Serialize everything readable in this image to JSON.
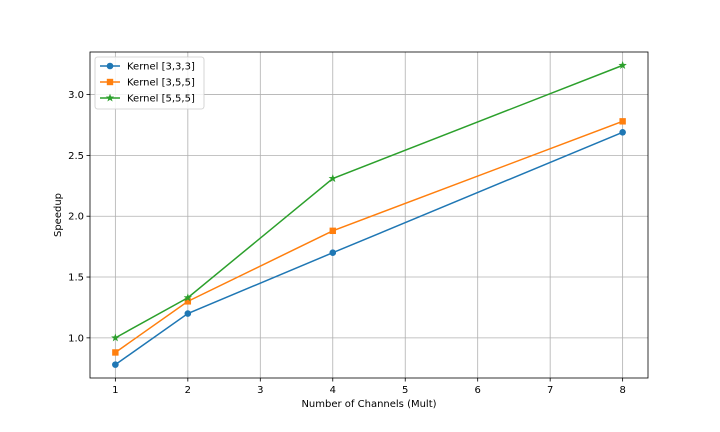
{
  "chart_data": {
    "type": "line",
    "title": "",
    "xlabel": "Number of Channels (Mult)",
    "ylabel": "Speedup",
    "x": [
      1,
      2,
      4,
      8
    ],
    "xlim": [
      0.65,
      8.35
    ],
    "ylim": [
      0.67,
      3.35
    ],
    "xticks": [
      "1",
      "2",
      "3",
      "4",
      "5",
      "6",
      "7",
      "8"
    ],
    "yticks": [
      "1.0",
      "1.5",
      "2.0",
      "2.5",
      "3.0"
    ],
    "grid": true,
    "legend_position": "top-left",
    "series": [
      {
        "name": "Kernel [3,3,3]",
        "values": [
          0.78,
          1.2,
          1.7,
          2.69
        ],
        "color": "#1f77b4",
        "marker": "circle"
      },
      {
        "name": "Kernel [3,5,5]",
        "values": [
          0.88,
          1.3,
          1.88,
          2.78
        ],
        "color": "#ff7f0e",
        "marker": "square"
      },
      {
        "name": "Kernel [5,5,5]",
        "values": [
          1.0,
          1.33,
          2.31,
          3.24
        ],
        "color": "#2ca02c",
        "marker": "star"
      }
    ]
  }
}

======

PROBLEM DESCRIPTION: From the data above, copy each line where the string "marker" appears.

OUTPUT FOR THIS TASK:
        "marker": "circle"
        "marker": "square"
        "marker": "star"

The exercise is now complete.